▶ [What is required] Show all lines holding "JSON".

Dataset records on visual material:
===

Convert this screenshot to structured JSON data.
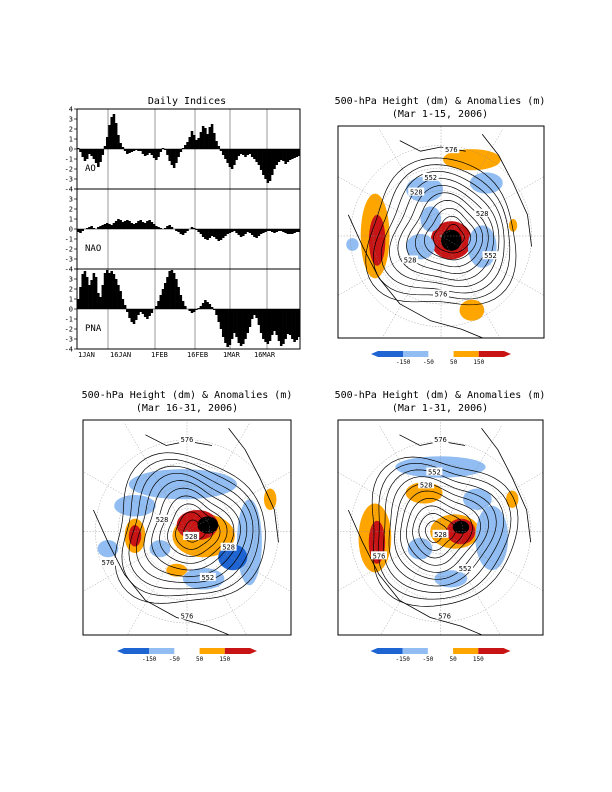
{
  "indices_panel": {
    "title": "Daily Indices",
    "y_ticks": [
      "4",
      "3",
      "2",
      "1",
      "0",
      "-1",
      "-2",
      "-3",
      "-4"
    ],
    "x_tick_labels": [
      "1JAN",
      "16JAN",
      "1FEB",
      "16FEB",
      "1MAR",
      "16MAR"
    ]
  },
  "map_panels": [
    {
      "title": "500-hPa Height (dm) & Anomalies (m)",
      "subtitle": "(Mar 1-15, 2006)",
      "contour_labels": [
        "576",
        "552",
        "528",
        "528",
        "528",
        "552",
        "576"
      ]
    },
    {
      "title": "500-hPa Height (dm) & Anomalies (m)",
      "subtitle": "(Mar 16-31, 2006)",
      "contour_labels": [
        "576",
        "528",
        "528",
        "528",
        "552",
        "576",
        "576"
      ]
    },
    {
      "title": "500-hPa Height (dm) & Anomalies (m)",
      "subtitle": "(Mar 1-31, 2006)",
      "contour_labels": [
        "576",
        "552",
        "528",
        "528",
        "552",
        "576",
        "576"
      ]
    }
  ],
  "colorbar": {
    "labels": [
      "-150",
      "-50",
      "50",
      "150"
    ],
    "colors": {
      "strong_neg": "#1e64d2",
      "neg": "#91bdf2",
      "pos": "#ffa500",
      "strong_pos": "#c81414"
    }
  },
  "chart_data": [
    {
      "type": "bar",
      "name": "AO",
      "label": "AO",
      "x_start": "1JAN",
      "ylim": [
        -4,
        4
      ],
      "values": [
        0.1,
        -0.3,
        -0.8,
        -1.2,
        -1.0,
        -0.5,
        -0.7,
        -1.0,
        -1.4,
        -1.8,
        -1.3,
        -0.6,
        0.3,
        1.2,
        2.4,
        3.2,
        3.5,
        2.6,
        1.4,
        0.6,
        0.2,
        -0.2,
        -0.5,
        -0.4,
        -0.3,
        -0.2,
        -0.1,
        -0.2,
        -0.2,
        -0.5,
        -0.7,
        -0.6,
        -0.4,
        -0.6,
        -0.9,
        -1.1,
        -0.8,
        -0.3,
        0.1,
        -0.1,
        -0.6,
        -1.2,
        -1.6,
        -1.9,
        -1.4,
        -0.8,
        -0.3,
        0.1,
        0.4,
        0.7,
        1.2,
        1.8,
        1.4,
        0.9,
        1.1,
        1.7,
        2.3,
        2.1,
        1.5,
        2.2,
        2.5,
        1.6,
        0.8,
        0.3,
        -0.2,
        -0.6,
        -1.0,
        -1.4,
        -1.8,
        -2.0,
        -1.6,
        -1.1,
        -0.7,
        -0.5,
        -0.6,
        -0.8,
        -0.6,
        -0.5,
        -0.8,
        -1.0,
        -1.3,
        -1.6,
        -2.1,
        -2.6,
        -3.0,
        -3.4,
        -3.2,
        -2.6,
        -2.0,
        -1.6,
        -1.3,
        -1.1,
        -1.2,
        -1.5,
        -1.3,
        -1.1,
        -1.0,
        -0.9,
        -0.8,
        -0.7
      ]
    },
    {
      "type": "bar",
      "name": "NAO",
      "label": "NAO",
      "x_start": "1JAN",
      "ylim": [
        -4,
        4
      ],
      "values": [
        -0.3,
        -0.4,
        -0.2,
        0.0,
        0.1,
        0.2,
        0.3,
        0.1,
        0.0,
        0.2,
        0.3,
        0.4,
        0.5,
        0.6,
        0.5,
        0.4,
        0.6,
        0.8,
        1.0,
        0.9,
        0.7,
        0.8,
        0.9,
        0.8,
        0.6,
        0.5,
        0.6,
        0.8,
        0.9,
        0.7,
        0.6,
        0.8,
        0.9,
        0.7,
        0.5,
        0.3,
        0.2,
        0.1,
        0.0,
        0.1,
        0.3,
        0.4,
        0.2,
        0.0,
        -0.2,
        -0.3,
        -0.5,
        -0.6,
        -0.4,
        -0.2,
        0.0,
        0.2,
        0.1,
        -0.1,
        -0.3,
        -0.5,
        -0.8,
        -1.0,
        -1.1,
        -0.9,
        -0.7,
        -0.8,
        -1.0,
        -1.2,
        -1.1,
        -0.9,
        -0.7,
        -0.5,
        -0.4,
        -0.3,
        -0.2,
        -0.4,
        -0.6,
        -0.8,
        -0.7,
        -0.5,
        -0.3,
        -0.4,
        -0.6,
        -0.8,
        -0.9,
        -0.7,
        -0.5,
        -0.4,
        -0.3,
        -0.2,
        -0.2,
        -0.3,
        -0.4,
        -0.3,
        -0.2,
        -0.2,
        -0.3,
        -0.4,
        -0.5,
        -0.5,
        -0.5,
        -0.4,
        -0.3,
        -0.3
      ]
    },
    {
      "type": "bar",
      "name": "PNA",
      "label": "PNA",
      "x_start": "1JAN",
      "ylim": [
        -4,
        4
      ],
      "values": [
        1.0,
        2.2,
        3.5,
        3.8,
        3.2,
        2.4,
        2.9,
        3.6,
        3.2,
        1.6,
        1.2,
        2.4,
        3.6,
        3.9,
        3.6,
        3.8,
        3.5,
        3.0,
        2.4,
        1.8,
        1.0,
        0.4,
        -0.3,
        -0.9,
        -1.3,
        -1.5,
        -1.1,
        -0.6,
        -0.3,
        -0.5,
        -0.8,
        -1.0,
        -0.7,
        -0.4,
        0.0,
        0.3,
        0.8,
        1.4,
        2.0,
        2.6,
        3.2,
        3.8,
        3.9,
        3.6,
        3.0,
        2.2,
        1.4,
        0.8,
        0.3,
        0.0,
        -0.2,
        -0.4,
        -0.3,
        -0.1,
        0.1,
        0.3,
        0.6,
        0.9,
        0.7,
        0.5,
        0.2,
        -0.1,
        -0.6,
        -1.3,
        -2.0,
        -2.8,
        -3.4,
        -3.8,
        -3.6,
        -3.0,
        -2.4,
        -2.8,
        -3.4,
        -3.7,
        -3.5,
        -3.0,
        -2.4,
        -1.8,
        -1.0,
        -0.6,
        -0.9,
        -1.6,
        -2.4,
        -3.0,
        -3.3,
        -3.5,
        -3.2,
        -2.6,
        -2.2,
        -2.6,
        -3.2,
        -3.7,
        -3.5,
        -3.0,
        -2.5,
        -2.6,
        -3.0,
        -3.3,
        -3.1,
        -2.8
      ]
    }
  ]
}
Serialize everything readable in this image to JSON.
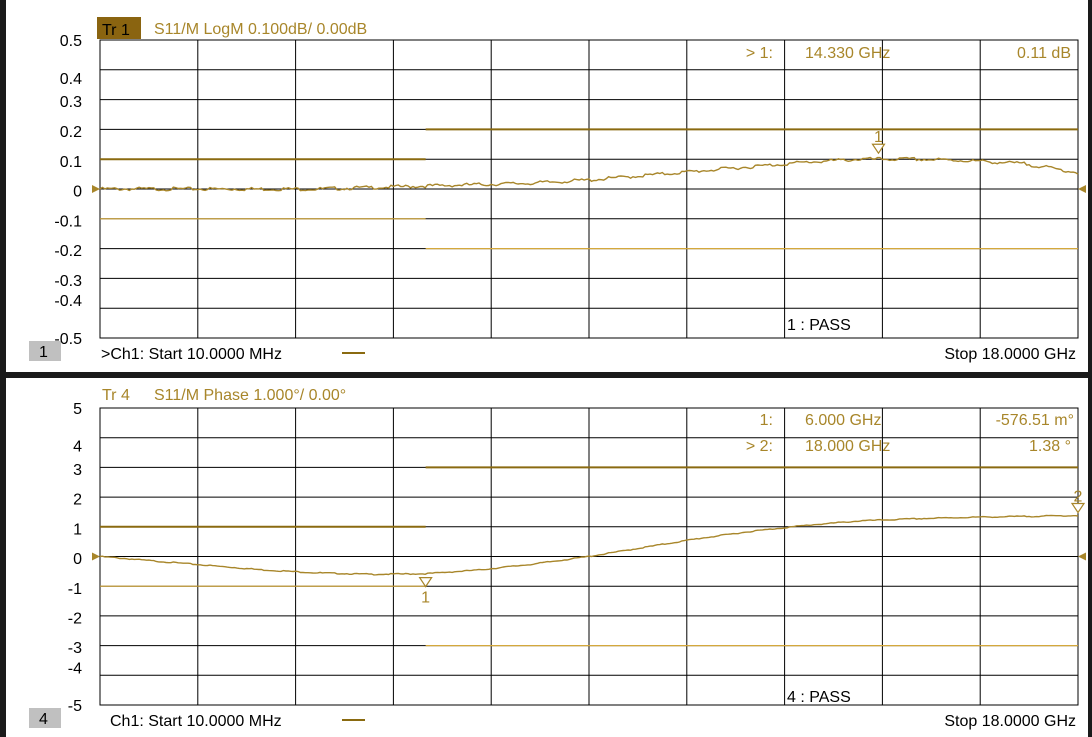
{
  "chart_data": [
    {
      "type": "line",
      "trace_badge": "Tr 1",
      "title": "S11/M LogM 0.100dB/  0.00dB",
      "channel_number": "1",
      "start_label": ">Ch1:  Start   10.0000 MHz",
      "stop_label": "Stop  18.0000 GHz",
      "x_unit": "GHz",
      "xlim": [
        0.01,
        18.0
      ],
      "ylim": [
        -0.5,
        0.5
      ],
      "ytick_labels": [
        "0.5",
        "0.4",
        "0.3",
        "0.2",
        "0.1",
        "0",
        "-0.1",
        "-0.2",
        "-0.3",
        "-0.4",
        "-0.5"
      ],
      "grid": true,
      "markers": [
        {
          "label": "1",
          "x": 14.33,
          "y": 0.11
        }
      ],
      "marker_readout": [
        {
          "prefix": "> 1:",
          "freq": "14.330  GHz",
          "value": "0.11 dB"
        }
      ],
      "limit_lines": [
        {
          "x": [
            0.01,
            6.0
          ],
          "y": 0.1
        },
        {
          "x": [
            6.0,
            18.0
          ],
          "y": 0.2
        },
        {
          "x": [
            0.01,
            6.0
          ],
          "y": -0.1
        },
        {
          "x": [
            6.0,
            18.0
          ],
          "y": -0.2
        }
      ],
      "series": [
        {
          "x": [
            0.01,
            1,
            2,
            3,
            4,
            5,
            6,
            7,
            8,
            9,
            10,
            11,
            12,
            13,
            14,
            15,
            16,
            17,
            18
          ],
          "values": [
            0.0,
            0.0,
            0.0,
            0.0,
            0.0,
            0.005,
            0.01,
            0.015,
            0.02,
            0.03,
            0.045,
            0.06,
            0.075,
            0.09,
            0.1,
            0.1,
            0.095,
            0.085,
            0.055
          ]
        }
      ],
      "status": "1 : PASS"
    },
    {
      "type": "line",
      "trace_badge": "Tr 4",
      "title": "S11/M Phase 1.000°/  0.00°",
      "channel_number": "4",
      "start_label": "Ch1:  Start   10.0000 MHz",
      "stop_label": "Stop  18.0000 GHz",
      "x_unit": "GHz",
      "xlim": [
        0.01,
        18.0
      ],
      "ylim": [
        -5,
        5
      ],
      "ytick_labels": [
        "5",
        "4",
        "3",
        "2",
        "1",
        "0",
        "-1",
        "-2",
        "-3",
        "-4",
        "-5"
      ],
      "grid": true,
      "markers": [
        {
          "label": "1",
          "x": 6.0,
          "y": -0.57651
        },
        {
          "label": "2",
          "x": 18.0,
          "y": 1.38
        }
      ],
      "marker_readout": [
        {
          "prefix": "1:",
          "freq": "6.000  GHz",
          "value": "-576.51 m°"
        },
        {
          "prefix": "> 2:",
          "freq": "18.000  GHz",
          "value": "1.38 °"
        }
      ],
      "limit_lines": [
        {
          "x": [
            0.01,
            6.0
          ],
          "y": 1
        },
        {
          "x": [
            6.0,
            18.0
          ],
          "y": 3
        },
        {
          "x": [
            0.01,
            6.0
          ],
          "y": -1
        },
        {
          "x": [
            6.0,
            18.0
          ],
          "y": -3
        }
      ],
      "series": [
        {
          "x": [
            0.01,
            1,
            2,
            3,
            4,
            5,
            6,
            7,
            8,
            9,
            10,
            11,
            12,
            13,
            14,
            15,
            16,
            17,
            18
          ],
          "values": [
            0.0,
            -0.15,
            -0.3,
            -0.45,
            -0.55,
            -0.6,
            -0.58,
            -0.45,
            -0.25,
            0.0,
            0.3,
            0.6,
            0.85,
            1.05,
            1.2,
            1.27,
            1.32,
            1.35,
            1.38
          ]
        }
      ],
      "status": "4 : PASS"
    }
  ],
  "colors": {
    "trace": "#a8862a",
    "limit": "#8a6a10",
    "badge": "#8a6410",
    "text_accent": "#a8862a",
    "text": "#000000",
    "grid": "#000000",
    "channel_box": "#c0c0c0"
  }
}
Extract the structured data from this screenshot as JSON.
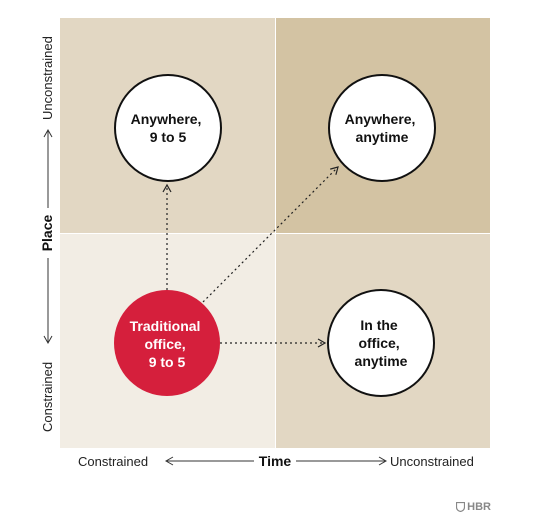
{
  "diagram": {
    "quadrants": {
      "top_left": {
        "color": "#e2d7c3"
      },
      "top_right": {
        "color": "#d3c3a3"
      },
      "bottom_left": {
        "color": "#f2ede4"
      },
      "bottom_right": {
        "color": "#e2d7c3"
      }
    },
    "circles": {
      "anywhere_9_to_5": {
        "lines": [
          "Anywhere,",
          "9 to 5"
        ]
      },
      "anywhere_anytime": {
        "lines": [
          "Anywhere,",
          "anytime"
        ]
      },
      "traditional_office": {
        "lines": [
          "Traditional",
          "office,",
          "9 to 5"
        ],
        "color": "#d51f3c"
      },
      "in_the_office_anytime": {
        "lines": [
          "In the",
          "office,",
          "anytime"
        ]
      }
    },
    "x_axis": {
      "title": "Time",
      "low_label": "Constrained",
      "high_label": "Unconstrained"
    },
    "y_axis": {
      "title": "Place",
      "low_label": "Constrained",
      "high_label": "Unconstrained"
    }
  },
  "brand": {
    "label": "HBR",
    "icon": "shield-icon"
  }
}
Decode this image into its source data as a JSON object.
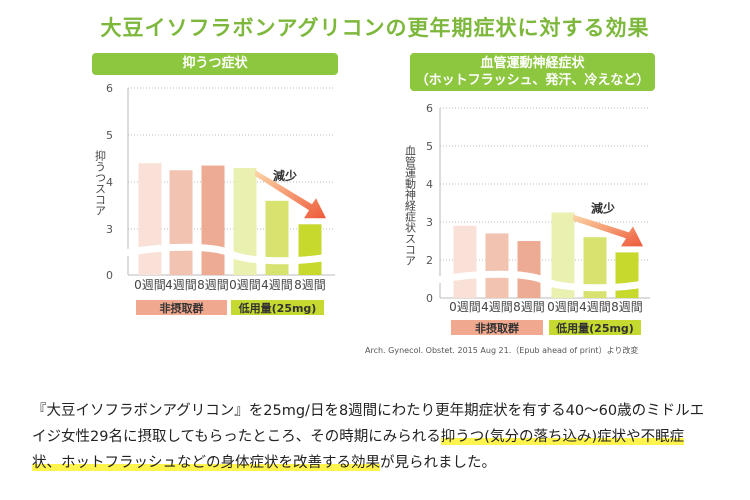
{
  "title": "大豆イソフラボンアグリコンの更年期症状に対する効果",
  "colors": {
    "accent": "#8dc63f",
    "nonintake": "#f0a88f",
    "lowdose": "#c5d930",
    "highlight": "#fff34d"
  },
  "chart_data": [
    {
      "type": "bar",
      "title": "抑うつ症状",
      "ylabel": "抑うつスコア",
      "yticks": [
        "0",
        "3",
        "4",
        "5",
        "6"
      ],
      "ylim": [
        0,
        6
      ],
      "axis_break": [
        0,
        3
      ],
      "categories": [
        "0週間",
        "4週間",
        "8週間",
        "0週間",
        "4週間",
        "8週間"
      ],
      "groups": [
        "非摂取群",
        "低用量(25mg)"
      ],
      "values": [
        4.4,
        4.25,
        4.35,
        4.3,
        3.6,
        3.1
      ],
      "annotation": "減少"
    },
    {
      "type": "bar",
      "title_line1": "血管運動神経症状",
      "title_line2": "（ホットフラッシュ、発汗、冷えなど）",
      "ylabel": "血管運動神経症状スコア",
      "yticks": [
        "0",
        "2",
        "3",
        "4",
        "5",
        "6"
      ],
      "ylim": [
        0,
        6
      ],
      "axis_break": [
        0,
        2
      ],
      "categories": [
        "0週間",
        "4週間",
        "8週間",
        "0週間",
        "4週間",
        "8週間"
      ],
      "groups": [
        "非摂取群",
        "低用量(25mg)"
      ],
      "values": [
        2.9,
        2.7,
        2.5,
        3.25,
        2.6,
        2.2
      ],
      "annotation": "減少"
    }
  ],
  "citation": "Arch. Gynecol. Obstet. 2015 Aug 21.（Epub ahead of print）より改変",
  "paragraph": {
    "line1": "『大豆イソフラボンアグリコン』を25mg/日を8週間にわたり更年期症状を有する40〜60歳のミドルエ",
    "line2a": "イジ女性29名に摂取してもらったところ、その時期にみられる",
    "line2b": "抑うつ(気分の落ち込み)症状や不眠症",
    "line3a": "状、ホットフラッシュなどの身体症状を改善する効果",
    "line3b": "が見られました。"
  }
}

===

▶ [Output for this task]
Convert this screenshot to structured JSON data.
Serialize everything readable in this image to JSON.
Extract the structured data from this screenshot as JSON.
Decode this image into its source data as a JSON object.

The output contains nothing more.